Directions for this task -
Return the whole listing exactly as it stands.

Record extracts -
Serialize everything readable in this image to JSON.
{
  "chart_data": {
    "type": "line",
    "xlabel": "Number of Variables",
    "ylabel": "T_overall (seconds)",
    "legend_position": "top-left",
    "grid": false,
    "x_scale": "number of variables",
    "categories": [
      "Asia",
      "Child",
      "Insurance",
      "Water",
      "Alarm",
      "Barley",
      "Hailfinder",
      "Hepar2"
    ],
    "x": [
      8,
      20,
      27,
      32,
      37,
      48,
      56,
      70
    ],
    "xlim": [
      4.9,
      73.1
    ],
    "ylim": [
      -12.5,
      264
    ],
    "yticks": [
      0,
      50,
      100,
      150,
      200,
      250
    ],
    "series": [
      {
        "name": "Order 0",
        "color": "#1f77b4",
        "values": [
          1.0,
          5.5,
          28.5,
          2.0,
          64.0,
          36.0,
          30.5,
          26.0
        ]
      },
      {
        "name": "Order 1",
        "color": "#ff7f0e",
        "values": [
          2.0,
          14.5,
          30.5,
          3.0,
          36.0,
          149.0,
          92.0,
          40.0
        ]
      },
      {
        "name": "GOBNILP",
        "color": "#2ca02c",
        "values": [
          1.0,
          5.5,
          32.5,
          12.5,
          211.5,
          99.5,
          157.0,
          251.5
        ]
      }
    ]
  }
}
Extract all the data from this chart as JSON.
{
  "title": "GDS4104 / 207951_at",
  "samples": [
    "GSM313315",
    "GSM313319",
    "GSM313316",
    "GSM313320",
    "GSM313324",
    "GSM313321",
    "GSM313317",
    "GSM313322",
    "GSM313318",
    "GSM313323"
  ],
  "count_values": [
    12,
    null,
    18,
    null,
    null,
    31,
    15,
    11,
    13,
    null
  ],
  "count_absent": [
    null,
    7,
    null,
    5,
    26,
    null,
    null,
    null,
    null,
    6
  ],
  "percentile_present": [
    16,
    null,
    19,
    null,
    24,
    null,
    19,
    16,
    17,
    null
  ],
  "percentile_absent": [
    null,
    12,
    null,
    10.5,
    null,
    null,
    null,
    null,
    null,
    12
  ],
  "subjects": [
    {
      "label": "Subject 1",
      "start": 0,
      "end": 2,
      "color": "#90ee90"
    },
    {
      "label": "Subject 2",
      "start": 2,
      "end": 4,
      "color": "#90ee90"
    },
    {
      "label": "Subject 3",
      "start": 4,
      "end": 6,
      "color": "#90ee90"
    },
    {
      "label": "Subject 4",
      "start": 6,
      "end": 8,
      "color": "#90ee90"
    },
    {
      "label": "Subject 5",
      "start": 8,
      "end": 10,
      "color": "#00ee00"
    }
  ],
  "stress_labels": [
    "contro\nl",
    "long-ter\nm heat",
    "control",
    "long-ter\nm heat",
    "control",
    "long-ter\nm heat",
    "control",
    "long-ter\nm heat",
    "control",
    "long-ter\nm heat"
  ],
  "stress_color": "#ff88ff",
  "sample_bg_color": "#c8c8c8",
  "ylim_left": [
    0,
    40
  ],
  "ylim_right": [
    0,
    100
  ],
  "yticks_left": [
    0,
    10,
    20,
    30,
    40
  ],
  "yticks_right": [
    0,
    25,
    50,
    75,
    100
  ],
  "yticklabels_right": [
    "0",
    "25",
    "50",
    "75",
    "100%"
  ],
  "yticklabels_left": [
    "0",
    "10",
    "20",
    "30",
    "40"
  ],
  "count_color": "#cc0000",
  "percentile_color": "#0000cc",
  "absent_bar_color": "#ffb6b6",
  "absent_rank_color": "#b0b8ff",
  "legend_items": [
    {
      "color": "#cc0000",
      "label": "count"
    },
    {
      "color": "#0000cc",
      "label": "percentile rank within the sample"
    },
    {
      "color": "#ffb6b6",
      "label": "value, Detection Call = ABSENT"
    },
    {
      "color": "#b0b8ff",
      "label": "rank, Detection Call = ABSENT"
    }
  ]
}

Task output -
Serialize everything readable in this image to JSON.
{
  "chart_data": {
    "type": "line",
    "xlabel": "Number of Variables",
    "ylabel": "T_overall (seconds)",
    "legend_position": "top-left",
    "grid": false,
    "x_scale": "number of variables",
    "categories": [
      "Asia",
      "Child",
      "Insurance",
      "Water",
      "Alarm",
      "Barley",
      "Hailfinder",
      "Hepar2"
    ],
    "x": [
      8,
      20,
      27,
      32,
      37,
      48,
      56,
      70
    ],
    "xlim": [
      4.9,
      73.1
    ],
    "ylim": [
      -12.5,
      264
    ],
    "yticks": [
      0,
      50,
      100,
      150,
      200,
      250
    ],
    "series": [
      {
        "name": "Order 0",
        "color": "#1f77b4",
        "values": [
          1.0,
          5.5,
          28.5,
          2.0,
          64.0,
          36.0,
          30.5,
          26.0
        ]
      },
      {
        "name": "Order 1",
        "color": "#ff7f0e",
        "values": [
          2.0,
          14.5,
          30.5,
          3.0,
          36.0,
          149.0,
          92.0,
          40.0
        ]
      },
      {
        "name": "GOBNILP",
        "color": "#2ca02c",
        "values": [
          1.0,
          5.5,
          32.5,
          12.5,
          211.5,
          99.5,
          157.0,
          251.5
        ]
      }
    ]
  }
}
Extract all the data from this chart as JSON.
{
  "title": "GDS4104 / 207951_at",
  "samples": [
    "GSM313315",
    "GSM313319",
    "GSM313316",
    "GSM313320",
    "GSM313324",
    "GSM313321",
    "GSM313317",
    "GSM313322",
    "GSM313318",
    "GSM313323"
  ],
  "count_values": [
    12,
    null,
    18,
    null,
    null,
    31,
    15,
    11,
    13,
    null
  ],
  "count_absent": [
    null,
    7,
    null,
    5,
    26,
    null,
    null,
    null,
    null,
    6
  ],
  "percentile_present": [
    16,
    null,
    19,
    null,
    24,
    null,
    19,
    16,
    17,
    null
  ],
  "percentile_absent": [
    null,
    12,
    null,
    10.5,
    null,
    null,
    null,
    null,
    null,
    12
  ],
  "subjects": [
    {
      "label": "Subject 1",
      "start": 0,
      "end": 2,
      "color": "#90ee90"
    },
    {
      "label": "Subject 2",
      "start": 2,
      "end": 4,
      "color": "#90ee90"
    },
    {
      "label": "Subject 3",
      "start": 4,
      "end": 6,
      "color": "#90ee90"
    },
    {
      "label": "Subject 4",
      "start": 6,
      "end": 8,
      "color": "#90ee90"
    },
    {
      "label": "Subject 5",
      "start": 8,
      "end": 10,
      "color": "#00ee00"
    }
  ],
  "stress_labels": [
    "contro\nl",
    "long-ter\nm heat",
    "control",
    "long-ter\nm heat",
    "control",
    "long-ter\nm heat",
    "control",
    "long-ter\nm heat",
    "control",
    "long-ter\nm heat"
  ],
  "stress_color": "#ff88ff",
  "sample_bg_color": "#c8c8c8",
  "ylim_left": [
    0,
    40
  ],
  "ylim_right": [
    0,
    100
  ],
  "yticks_left": [
    0,
    10,
    20,
    30,
    40
  ],
  "yticks_right": [
    0,
    25,
    50,
    75,
    100
  ],
  "yticklabels_right": [
    "0",
    "25",
    "50",
    "75",
    "100%"
  ],
  "yticklabels_left": [
    "0",
    "10",
    "20",
    "30",
    "40"
  ],
  "count_color": "#cc0000",
  "percentile_color": "#0000cc",
  "absent_bar_color": "#ffb6b6",
  "absent_rank_color": "#b0b8ff",
  "legend_items": [
    {
      "color": "#cc0000",
      "label": "count"
    },
    {
      "color": "#0000cc",
      "label": "percentile rank within the sample"
    },
    {
      "color": "#ffb6b6",
      "label": "value, Detection Call = ABSENT"
    },
    {
      "color": "#b0b8ff",
      "label": "rank, Detection Call = ABSENT"
    }
  ]
}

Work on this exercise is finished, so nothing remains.